Write out the whole of the material exactly.

───

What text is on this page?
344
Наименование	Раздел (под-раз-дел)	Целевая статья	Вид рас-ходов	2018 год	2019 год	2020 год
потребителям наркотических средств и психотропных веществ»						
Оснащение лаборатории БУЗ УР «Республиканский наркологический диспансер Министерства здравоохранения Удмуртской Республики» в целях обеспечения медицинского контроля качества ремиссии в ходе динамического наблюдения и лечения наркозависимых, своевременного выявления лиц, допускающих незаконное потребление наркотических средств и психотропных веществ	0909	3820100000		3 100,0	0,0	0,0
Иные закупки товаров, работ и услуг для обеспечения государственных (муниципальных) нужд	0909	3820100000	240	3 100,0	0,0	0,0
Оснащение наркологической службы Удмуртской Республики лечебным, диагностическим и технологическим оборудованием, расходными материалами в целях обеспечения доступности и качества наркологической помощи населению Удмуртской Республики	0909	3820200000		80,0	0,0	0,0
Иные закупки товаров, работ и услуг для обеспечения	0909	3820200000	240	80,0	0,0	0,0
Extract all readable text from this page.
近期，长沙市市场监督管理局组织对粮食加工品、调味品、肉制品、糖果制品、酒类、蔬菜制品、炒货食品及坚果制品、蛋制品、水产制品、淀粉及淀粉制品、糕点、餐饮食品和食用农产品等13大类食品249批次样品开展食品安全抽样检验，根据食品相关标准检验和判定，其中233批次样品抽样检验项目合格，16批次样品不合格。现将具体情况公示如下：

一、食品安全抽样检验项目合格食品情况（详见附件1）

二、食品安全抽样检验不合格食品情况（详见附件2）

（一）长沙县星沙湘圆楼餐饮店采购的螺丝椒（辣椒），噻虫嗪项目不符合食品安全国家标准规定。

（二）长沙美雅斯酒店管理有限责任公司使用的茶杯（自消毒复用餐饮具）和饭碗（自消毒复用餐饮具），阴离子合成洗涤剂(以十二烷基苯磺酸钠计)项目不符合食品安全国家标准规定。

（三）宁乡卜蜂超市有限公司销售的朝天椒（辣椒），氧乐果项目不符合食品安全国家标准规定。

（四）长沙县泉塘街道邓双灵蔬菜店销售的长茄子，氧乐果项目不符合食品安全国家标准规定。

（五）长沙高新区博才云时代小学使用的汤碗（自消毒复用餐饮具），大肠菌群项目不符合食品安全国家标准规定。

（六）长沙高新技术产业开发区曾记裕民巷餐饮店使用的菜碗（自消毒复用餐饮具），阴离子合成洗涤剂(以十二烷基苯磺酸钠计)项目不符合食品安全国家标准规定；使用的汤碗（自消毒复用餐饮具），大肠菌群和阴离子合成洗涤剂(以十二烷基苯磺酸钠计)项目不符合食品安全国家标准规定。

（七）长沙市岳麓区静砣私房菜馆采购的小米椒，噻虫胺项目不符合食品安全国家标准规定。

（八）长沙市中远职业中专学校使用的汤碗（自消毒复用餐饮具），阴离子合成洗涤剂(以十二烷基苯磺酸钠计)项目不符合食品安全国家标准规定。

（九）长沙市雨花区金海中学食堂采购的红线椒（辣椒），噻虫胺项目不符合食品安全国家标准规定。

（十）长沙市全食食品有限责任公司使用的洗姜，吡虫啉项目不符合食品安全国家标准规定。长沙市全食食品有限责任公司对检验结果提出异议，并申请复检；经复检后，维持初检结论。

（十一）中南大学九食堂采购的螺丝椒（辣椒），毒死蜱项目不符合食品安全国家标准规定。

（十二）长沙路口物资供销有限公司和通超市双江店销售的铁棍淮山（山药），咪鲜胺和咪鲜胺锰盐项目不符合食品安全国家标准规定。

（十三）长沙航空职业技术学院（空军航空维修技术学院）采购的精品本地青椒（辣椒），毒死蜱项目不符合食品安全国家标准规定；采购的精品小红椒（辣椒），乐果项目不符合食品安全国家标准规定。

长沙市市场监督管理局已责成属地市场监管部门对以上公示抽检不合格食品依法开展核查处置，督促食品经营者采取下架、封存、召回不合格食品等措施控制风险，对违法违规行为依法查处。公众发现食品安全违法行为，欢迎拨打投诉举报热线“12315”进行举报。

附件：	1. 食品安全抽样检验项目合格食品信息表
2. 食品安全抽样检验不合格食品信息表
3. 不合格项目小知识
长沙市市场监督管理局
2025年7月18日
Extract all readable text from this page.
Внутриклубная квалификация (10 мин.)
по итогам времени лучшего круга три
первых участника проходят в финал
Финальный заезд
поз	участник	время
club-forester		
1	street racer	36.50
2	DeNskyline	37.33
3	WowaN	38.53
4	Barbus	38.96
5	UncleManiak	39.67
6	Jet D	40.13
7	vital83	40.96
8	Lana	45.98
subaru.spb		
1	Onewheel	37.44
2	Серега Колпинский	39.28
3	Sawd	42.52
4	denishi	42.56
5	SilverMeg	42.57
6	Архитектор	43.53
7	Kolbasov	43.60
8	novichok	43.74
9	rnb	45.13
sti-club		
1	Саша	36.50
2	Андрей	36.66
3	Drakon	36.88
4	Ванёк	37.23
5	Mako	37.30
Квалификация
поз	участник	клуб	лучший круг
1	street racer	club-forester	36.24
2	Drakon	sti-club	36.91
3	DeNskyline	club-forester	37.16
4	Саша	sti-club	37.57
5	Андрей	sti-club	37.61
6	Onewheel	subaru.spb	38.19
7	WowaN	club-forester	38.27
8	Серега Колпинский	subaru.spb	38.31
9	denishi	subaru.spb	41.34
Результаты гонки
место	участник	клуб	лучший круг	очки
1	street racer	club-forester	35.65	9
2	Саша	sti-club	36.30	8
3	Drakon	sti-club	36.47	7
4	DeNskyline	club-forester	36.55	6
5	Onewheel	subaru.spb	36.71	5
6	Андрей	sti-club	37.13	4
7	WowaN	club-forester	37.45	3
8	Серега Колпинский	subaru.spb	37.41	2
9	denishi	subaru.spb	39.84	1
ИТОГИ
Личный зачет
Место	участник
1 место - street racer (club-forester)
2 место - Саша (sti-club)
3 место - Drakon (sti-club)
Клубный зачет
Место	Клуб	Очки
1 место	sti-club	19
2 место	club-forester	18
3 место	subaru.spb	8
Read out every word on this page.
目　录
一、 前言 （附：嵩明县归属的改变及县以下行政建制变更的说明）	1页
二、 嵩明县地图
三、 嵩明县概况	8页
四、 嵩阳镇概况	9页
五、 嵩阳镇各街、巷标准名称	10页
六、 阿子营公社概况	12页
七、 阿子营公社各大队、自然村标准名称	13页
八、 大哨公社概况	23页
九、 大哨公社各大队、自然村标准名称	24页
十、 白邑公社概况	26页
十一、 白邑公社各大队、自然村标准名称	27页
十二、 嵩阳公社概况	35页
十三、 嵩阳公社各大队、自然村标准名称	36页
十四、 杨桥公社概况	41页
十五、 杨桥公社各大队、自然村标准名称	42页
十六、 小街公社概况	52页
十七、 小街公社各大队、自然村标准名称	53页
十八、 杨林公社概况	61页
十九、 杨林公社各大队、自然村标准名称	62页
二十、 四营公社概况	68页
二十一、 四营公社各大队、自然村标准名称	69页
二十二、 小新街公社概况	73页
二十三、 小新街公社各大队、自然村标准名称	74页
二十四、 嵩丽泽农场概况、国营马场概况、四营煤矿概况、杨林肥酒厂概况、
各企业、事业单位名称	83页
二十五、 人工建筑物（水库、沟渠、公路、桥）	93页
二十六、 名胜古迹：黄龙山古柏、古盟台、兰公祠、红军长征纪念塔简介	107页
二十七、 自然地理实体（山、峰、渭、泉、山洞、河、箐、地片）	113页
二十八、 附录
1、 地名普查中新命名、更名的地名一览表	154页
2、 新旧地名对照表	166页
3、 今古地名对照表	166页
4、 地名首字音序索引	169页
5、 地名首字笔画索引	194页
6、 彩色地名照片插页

───

Worked answer
What text is on this page?
344
Наименование	Раздел (под-раз-дел)	Целевая статья	Вид рас-ходов	2018 год	2019 год	2020 год
потребителям наркотических средств и психотропных веществ»						
Оснащение лаборатории БУЗ УР «Республиканский наркологический диспансер Министерства здравоохранения Удмуртской Республики» в целях обеспечения медицинского контроля качества ремиссии в ходе динамического наблюдения и лечения наркозависимых, своевременного выявления лиц, допускающих незаконное потребление наркотических средств и психотропных веществ	0909	3820100000		3 100,0	0,0	0,0
Иные закупки товаров, работ и услуг для обеспечения государственных (муниципальных) нужд	0909	3820100000	240	3 100,0	0,0	0,0
Оснащение наркологической службы Удмуртской Республики лечебным, диагностическим и технологическим оборудованием, расходными материалами в целях обеспечения доступности и качества наркологической помощи населению Удмуртской Республики	0909	3820200000		80,0	0,0	0,0
Иные закупки товаров, работ и услуг для обеспечения	0909	3820200000	240	80,0	0,0	0,0
Extract all readable text from this page.
近期，长沙市市场监督管理局组织对粮食加工品、调味品、肉制品、糖果制品、酒类、蔬菜制品、炒货食品及坚果制品、蛋制品、水产制品、淀粉及淀粉制品、糕点、餐饮食品和食用农产品等13大类食品249批次样品开展食品安全抽样检验，根据食品相关标准检验和判定，其中233批次样品抽样检验项目合格，16批次样品不合格。现将具体情况公示如下：

一、食品安全抽样检验项目合格食品情况（详见附件1）

二、食品安全抽样检验不合格食品情况（详见附件2）

（一）长沙县星沙湘圆楼餐饮店采购的螺丝椒（辣椒），噻虫嗪项目不符合食品安全国家标准规定。

（二）长沙美雅斯酒店管理有限责任公司使用的茶杯（自消毒复用餐饮具）和饭碗（自消毒复用餐饮具），阴离子合成洗涤剂(以十二烷基苯磺酸钠计)项目不符合食品安全国家标准规定。

（三）宁乡卜蜂超市有限公司销售的朝天椒（辣椒），氧乐果项目不符合食品安全国家标准规定。

（四）长沙县泉塘街道邓双灵蔬菜店销售的长茄子，氧乐果项目不符合食品安全国家标准规定。

（五）长沙高新区博才云时代小学使用的汤碗（自消毒复用餐饮具），大肠菌群项目不符合食品安全国家标准规定。

（六）长沙高新技术产业开发区曾记裕民巷餐饮店使用的菜碗（自消毒复用餐饮具），阴离子合成洗涤剂(以十二烷基苯磺酸钠计)项目不符合食品安全国家标准规定；使用的汤碗（自消毒复用餐饮具），大肠菌群和阴离子合成洗涤剂(以十二烷基苯磺酸钠计)项目不符合食品安全国家标准规定。

（七）长沙市岳麓区静砣私房菜馆采购的小米椒，噻虫胺项目不符合食品安全国家标准规定。

（八）长沙市中远职业中专学校使用的汤碗（自消毒复用餐饮具），阴离子合成洗涤剂(以十二烷基苯磺酸钠计)项目不符合食品安全国家标准规定。

（九）长沙市雨花区金海中学食堂采购的红线椒（辣椒），噻虫胺项目不符合食品安全国家标准规定。

（十）长沙市全食食品有限责任公司使用的洗姜，吡虫啉项目不符合食品安全国家标准规定。长沙市全食食品有限责任公司对检验结果提出异议，并申请复检；经复检后，维持初检结论。

（十一）中南大学九食堂采购的螺丝椒（辣椒），毒死蜱项目不符合食品安全国家标准规定。

（十二）长沙路口物资供销有限公司和通超市双江店销售的铁棍淮山（山药），咪鲜胺和咪鲜胺锰盐项目不符合食品安全国家标准规定。

（十三）长沙航空职业技术学院（空军航空维修技术学院）采购的精品本地青椒（辣椒），毒死蜱项目不符合食品安全国家标准规定；采购的精品小红椒（辣椒），乐果项目不符合食品安全国家标准规定。

长沙市市场监督管理局已责成属地市场监管部门对以上公示抽检不合格食品依法开展核查处置，督促食品经营者采取下架、封存、召回不合格食品等措施控制风险，对违法违规行为依法查处。公众发现食品安全违法行为，欢迎拨打投诉举报热线“12315”进行举报。

附件：	1. 食品安全抽样检验项目合格食品信息表
2. 食品安全抽样检验不合格食品信息表
3. 不合格项目小知识
长沙市市场监督管理局
2025年7月18日
Extract all readable text from this page.
Внутриклубная квалификация (10 мин.)
по итогам времени лучшего круга три
первых участника проходят в финал
Финальный заезд
поз	участник	время
club-forester		
1	street racer	36.50
2	DeNskyline	37.33
3	WowaN	38.53
4	Barbus	38.96
5	UncleManiak	39.67
6	Jet D	40.13
7	vital83	40.96
8	Lana	45.98
subaru.spb		
1	Onewheel	37.44
2	Серега Колпинский	39.28
3	Sawd	42.52
4	denishi	42.56
5	SilverMeg	42.57
6	Архитектор	43.53
7	Kolbasov	43.60
8	novichok	43.74
9	rnb	45.13
sti-club		
1	Саша	36.50
2	Андрей	36.66
3	Drakon	36.88
4	Ванёк	37.23
5	Mako	37.30
Квалификация
поз	участник	клуб	лучший круг
1	street racer	club-forester	36.24
2	Drakon	sti-club	36.91
3	DeNskyline	club-forester	37.16
4	Саша	sti-club	37.57
5	Андрей	sti-club	37.61
6	Onewheel	subaru.spb	38.19
7	WowaN	club-forester	38.27
8	Серега Колпинский	subaru.spb	38.31
9	denishi	subaru.spb	41.34
Результаты гонки
место	участник	клуб	лучший круг	очки
1	street racer	club-forester	35.65	9
2	Саша	sti-club	36.30	8
3	Drakon	sti-club	36.47	7
4	DeNskyline	club-forester	36.55	6
5	Onewheel	subaru.spb	36.71	5
6	Андрей	sti-club	37.13	4
7	WowaN	club-forester	37.45	3
8	Серега Колпинский	subaru.spb	37.41	2
9	denishi	subaru.spb	39.84	1
ИТОГИ
Личный зачет
Место	участник
1 место - street racer (club-forester)
2 место - Саша (sti-club)
3 место - Drakon (sti-club)
Клубный зачет
Место	Клуб	Очки
1 место	sti-club	19
2 место	club-forester	18
3 место	subaru.spb	8
Read out every word on this page.
目　录
一、 前言 （附：嵩明县归属的改变及县以下行政建制变更的说明）	1页
二、 嵩明县地图
三、 嵩明县概况	8页
四、 嵩阳镇概况	9页
五、 嵩阳镇各街、巷标准名称	10页
六、 阿子营公社概况	12页
七、 阿子营公社各大队、自然村标准名称	13页
八、 大哨公社概况	23页
九、 大哨公社各大队、自然村标准名称	24页
十、 白邑公社概况	26页
十一、 白邑公社各大队、自然村标准名称	27页
十二、 嵩阳公社概况	35页
十三、 嵩阳公社各大队、自然村标准名称	36页
十四、 杨桥公社概况	41页
十五、 杨桥公社各大队、自然村标准名称	42页
十六、 小街公社概况	52页
十七、 小街公社各大队、自然村标准名称	53页
十八、 杨林公社概况	61页
十九、 杨林公社各大队、自然村标准名称	62页
二十、 四营公社概况	68页
二十一、 四营公社各大队、自然村标准名称	69页
二十二、 小新街公社概况	73页
二十三、 小新街公社各大队、自然村标准名称	74页
二十四、 嵩丽泽农场概况、国营马场概况、四营煤矿概况、杨林肥酒厂概况、
各企业、事业单位名称	83页
二十五、 人工建筑物（水库、沟渠、公路、桥）	93页
二十六、 名胜古迹：黄龙山古柏、古盟台、兰公祠、红军长征纪念塔简介	107页
二十七、 自然地理实体（山、峰、渭、泉、山洞、河、箐、地片）	113页
二十八、 附录
1、 地名普查中新命名、更名的地名一览表	154页
2、 新旧地名对照表	166页
3、 今古地名对照表	166页
4、 地名首字音序索引	169页
5、 地名首字笔画索引	194页
6、 彩色地名照片插页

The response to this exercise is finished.